● **Quoted text**
::::::::::
The application should either set TCP_FASTOPEN_CONNECT socket option
before calling write() or sendmsg(), or call write() or sendmsg() with
MSG_FASTOPEN flag directly, but not both at the same time.

> > +with
> > +.B MSG_FASTOPEN ,
> > +instead of both on the same connection.
>
>  From "The application ...":
> Does this have relation with the text just above it?  It appears to me
> to be a more generic statement that both options shouldn't be mixed, so
> maybe a new paragraph is more appropriate.
>

I think a new line does make sense, since this is a general statement
for TCP_FASTOPEN_CONNECT option.

> > +.IP
> > +Here is the typical call flow with this new option:
> > +  s = socket();
> > +  setsockopt(s, IPPROTO_TCP, TCP_FASTOPEN_CONNECT, 1, ...);
> > +  connect(s);
> > +  write(s); // write() should always follow connect() in order to
> > +            // trigger SYN to go out
> > +  read(s)/write(s);
> > +  ... > +  close(s);
>
> See man-pages(7):
>
>     Indentation of structure definitions, shell session  logs,  and
>         so on
>         When  structure  definitions, shell session logs, and so on
>         are included in running  text,  indent  them  by  4  spaces
>         (i.e.,  a  block  enclosed by .in +4n and .in), format them
>         using the .EX and EE macros, and surround them  with  suit‐
>         able paragraph markers (either .PP or .IP).  For example:
>
>                 .PP
>                 .in +4n
>                 .EX
>                 int
>                 main(int argc, char *argv[])
>                 {
>                     return 0;
>                 }
>                 .EE
>                 .in
>                 .PP
>
>

Ack. Thanks.
Will send out a new version with the above addressed.
::::::::::
● **Supplied material**
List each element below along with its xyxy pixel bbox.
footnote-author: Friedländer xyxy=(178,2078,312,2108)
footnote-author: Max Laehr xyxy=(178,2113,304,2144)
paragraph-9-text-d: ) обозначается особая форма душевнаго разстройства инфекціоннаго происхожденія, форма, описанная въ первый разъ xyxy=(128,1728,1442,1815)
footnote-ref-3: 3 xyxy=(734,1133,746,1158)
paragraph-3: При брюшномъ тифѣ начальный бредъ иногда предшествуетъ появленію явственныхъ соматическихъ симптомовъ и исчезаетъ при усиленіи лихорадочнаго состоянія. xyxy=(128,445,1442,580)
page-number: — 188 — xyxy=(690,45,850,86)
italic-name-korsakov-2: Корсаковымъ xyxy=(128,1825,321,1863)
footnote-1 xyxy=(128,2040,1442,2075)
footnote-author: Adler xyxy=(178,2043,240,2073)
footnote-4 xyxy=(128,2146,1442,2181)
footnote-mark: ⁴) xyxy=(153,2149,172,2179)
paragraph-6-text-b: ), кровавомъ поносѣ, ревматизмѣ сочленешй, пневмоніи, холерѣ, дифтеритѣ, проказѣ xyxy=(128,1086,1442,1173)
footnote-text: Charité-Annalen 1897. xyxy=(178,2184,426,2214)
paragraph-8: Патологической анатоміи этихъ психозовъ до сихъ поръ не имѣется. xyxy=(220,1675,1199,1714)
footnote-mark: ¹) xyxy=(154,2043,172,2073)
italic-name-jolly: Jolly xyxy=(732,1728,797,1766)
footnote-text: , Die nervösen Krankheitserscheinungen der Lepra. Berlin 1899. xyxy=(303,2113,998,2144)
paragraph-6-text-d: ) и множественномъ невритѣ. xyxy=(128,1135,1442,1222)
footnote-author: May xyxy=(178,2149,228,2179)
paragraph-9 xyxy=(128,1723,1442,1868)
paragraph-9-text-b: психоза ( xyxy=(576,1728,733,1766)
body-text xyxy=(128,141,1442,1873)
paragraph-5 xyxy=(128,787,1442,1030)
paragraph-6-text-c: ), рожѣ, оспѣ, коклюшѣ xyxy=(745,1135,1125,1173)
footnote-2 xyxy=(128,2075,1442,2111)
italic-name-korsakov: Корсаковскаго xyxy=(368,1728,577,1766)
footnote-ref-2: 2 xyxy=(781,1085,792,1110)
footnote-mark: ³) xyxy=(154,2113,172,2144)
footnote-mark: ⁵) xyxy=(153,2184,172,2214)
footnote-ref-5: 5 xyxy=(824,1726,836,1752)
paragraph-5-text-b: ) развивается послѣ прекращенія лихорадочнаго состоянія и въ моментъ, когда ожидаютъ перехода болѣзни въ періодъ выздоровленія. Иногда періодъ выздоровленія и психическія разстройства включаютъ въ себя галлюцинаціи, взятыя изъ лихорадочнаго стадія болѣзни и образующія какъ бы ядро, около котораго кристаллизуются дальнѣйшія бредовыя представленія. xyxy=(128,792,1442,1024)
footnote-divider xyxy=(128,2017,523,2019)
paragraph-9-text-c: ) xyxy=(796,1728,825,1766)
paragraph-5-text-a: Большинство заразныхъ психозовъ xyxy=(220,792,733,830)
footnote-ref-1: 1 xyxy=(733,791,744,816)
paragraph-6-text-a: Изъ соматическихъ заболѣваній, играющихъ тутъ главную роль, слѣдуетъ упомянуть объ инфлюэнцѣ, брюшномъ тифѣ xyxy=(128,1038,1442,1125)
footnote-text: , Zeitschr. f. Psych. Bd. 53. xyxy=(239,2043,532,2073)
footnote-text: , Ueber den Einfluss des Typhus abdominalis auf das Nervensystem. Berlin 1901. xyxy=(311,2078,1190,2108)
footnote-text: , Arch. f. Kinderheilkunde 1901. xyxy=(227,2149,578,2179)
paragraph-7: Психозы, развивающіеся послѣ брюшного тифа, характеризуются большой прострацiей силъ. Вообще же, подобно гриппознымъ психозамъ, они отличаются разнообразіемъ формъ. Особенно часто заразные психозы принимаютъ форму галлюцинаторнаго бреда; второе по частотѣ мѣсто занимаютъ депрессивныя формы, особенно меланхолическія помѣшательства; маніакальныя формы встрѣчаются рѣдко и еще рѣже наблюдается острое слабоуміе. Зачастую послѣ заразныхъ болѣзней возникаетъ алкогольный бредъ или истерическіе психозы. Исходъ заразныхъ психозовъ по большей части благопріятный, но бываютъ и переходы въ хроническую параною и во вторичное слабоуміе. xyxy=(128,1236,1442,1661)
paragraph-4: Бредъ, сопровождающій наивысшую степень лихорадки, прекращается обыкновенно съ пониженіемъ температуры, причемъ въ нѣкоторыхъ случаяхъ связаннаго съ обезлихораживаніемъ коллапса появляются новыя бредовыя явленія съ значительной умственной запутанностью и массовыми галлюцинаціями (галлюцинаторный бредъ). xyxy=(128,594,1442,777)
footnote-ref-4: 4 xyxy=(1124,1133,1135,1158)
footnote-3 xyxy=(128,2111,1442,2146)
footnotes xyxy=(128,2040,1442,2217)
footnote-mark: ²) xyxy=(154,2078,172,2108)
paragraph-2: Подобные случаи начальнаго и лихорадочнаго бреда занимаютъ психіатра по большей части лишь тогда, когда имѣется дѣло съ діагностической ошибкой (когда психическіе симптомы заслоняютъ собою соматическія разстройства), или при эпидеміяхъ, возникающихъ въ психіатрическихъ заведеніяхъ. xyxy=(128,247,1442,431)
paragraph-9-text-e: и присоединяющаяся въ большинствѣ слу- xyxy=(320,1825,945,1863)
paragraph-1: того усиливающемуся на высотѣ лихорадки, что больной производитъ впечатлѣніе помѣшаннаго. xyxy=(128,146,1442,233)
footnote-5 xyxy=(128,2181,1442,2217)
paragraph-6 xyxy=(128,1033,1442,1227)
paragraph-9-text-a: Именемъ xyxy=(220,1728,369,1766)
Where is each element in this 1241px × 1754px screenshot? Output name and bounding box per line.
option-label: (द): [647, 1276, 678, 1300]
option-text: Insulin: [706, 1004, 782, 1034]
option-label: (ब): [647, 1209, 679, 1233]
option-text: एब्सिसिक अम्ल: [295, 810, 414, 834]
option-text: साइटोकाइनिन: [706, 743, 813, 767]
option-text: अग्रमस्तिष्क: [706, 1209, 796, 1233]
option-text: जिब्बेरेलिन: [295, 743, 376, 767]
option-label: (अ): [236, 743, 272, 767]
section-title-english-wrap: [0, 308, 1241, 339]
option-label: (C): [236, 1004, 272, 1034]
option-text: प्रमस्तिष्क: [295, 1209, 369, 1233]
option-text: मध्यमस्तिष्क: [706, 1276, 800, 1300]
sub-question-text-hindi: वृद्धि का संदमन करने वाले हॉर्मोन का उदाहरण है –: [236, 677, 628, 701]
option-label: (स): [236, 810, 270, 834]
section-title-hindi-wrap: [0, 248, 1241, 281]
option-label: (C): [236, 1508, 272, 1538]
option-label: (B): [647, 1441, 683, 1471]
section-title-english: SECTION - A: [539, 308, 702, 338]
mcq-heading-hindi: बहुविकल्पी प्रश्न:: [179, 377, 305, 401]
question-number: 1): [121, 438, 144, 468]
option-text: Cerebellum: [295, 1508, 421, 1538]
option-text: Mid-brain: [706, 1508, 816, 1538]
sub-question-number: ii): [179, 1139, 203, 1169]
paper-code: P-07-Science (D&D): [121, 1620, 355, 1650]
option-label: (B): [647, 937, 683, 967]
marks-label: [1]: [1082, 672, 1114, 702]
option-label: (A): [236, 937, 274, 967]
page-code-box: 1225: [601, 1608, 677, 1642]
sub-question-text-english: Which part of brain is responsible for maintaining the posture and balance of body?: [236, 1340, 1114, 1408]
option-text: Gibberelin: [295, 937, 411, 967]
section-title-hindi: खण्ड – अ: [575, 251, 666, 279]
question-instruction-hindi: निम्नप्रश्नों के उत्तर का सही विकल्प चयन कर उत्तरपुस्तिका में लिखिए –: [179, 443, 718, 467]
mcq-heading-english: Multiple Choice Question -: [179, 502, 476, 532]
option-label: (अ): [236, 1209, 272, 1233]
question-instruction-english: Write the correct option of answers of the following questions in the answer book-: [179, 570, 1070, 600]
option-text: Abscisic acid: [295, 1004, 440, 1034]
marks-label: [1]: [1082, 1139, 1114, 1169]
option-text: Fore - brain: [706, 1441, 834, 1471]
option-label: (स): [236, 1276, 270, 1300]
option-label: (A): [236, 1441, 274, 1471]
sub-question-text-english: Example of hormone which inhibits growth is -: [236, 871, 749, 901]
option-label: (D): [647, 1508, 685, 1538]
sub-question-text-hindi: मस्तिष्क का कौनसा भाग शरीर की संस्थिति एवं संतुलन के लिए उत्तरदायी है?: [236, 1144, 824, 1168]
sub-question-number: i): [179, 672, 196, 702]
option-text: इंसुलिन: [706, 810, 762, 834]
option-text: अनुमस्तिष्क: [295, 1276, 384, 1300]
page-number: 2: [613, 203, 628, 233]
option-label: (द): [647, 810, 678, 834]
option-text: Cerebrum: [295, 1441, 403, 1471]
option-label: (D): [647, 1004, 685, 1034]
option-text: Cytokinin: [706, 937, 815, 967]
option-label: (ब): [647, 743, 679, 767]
::::::::::
● **Written tasks**
(a) In the thread, by how many spaces should structure definitions and shell session logs in running text be indented?
(b) Starting at the top of the entries and stopping after the line containing "page-number: — 188 — xyxy=(690,45,850,86)", repeat those lines with "footnote-author" swapped for "footnote-name" and everything else left unchanged.

● **Expected responses**
(a) By 4 spaces.

(b)
List each element below along with its xyxy pixel bbox.
footnote-name: Friedländer xyxy=(178,2078,312,2108)
footnote-name: Max Laehr xyxy=(178,2113,304,2144)
paragraph-9-text-d: ) обозначается особая форма душевнаго разстройства инфекціоннаго происхожденія, форма, описанная въ первый разъ xyxy=(128,1728,1442,1815)
footnote-ref-3: 3 xyxy=(734,1133,746,1158)
paragraph-3: При брюшномъ тифѣ начальный бредъ иногда предшествуетъ появленію явственныхъ соматическихъ симптомовъ и исчезаетъ при усиленіи лихорадочнаго состоянія. xyxy=(128,445,1442,580)
page-number: — 188 — xyxy=(690,45,850,86)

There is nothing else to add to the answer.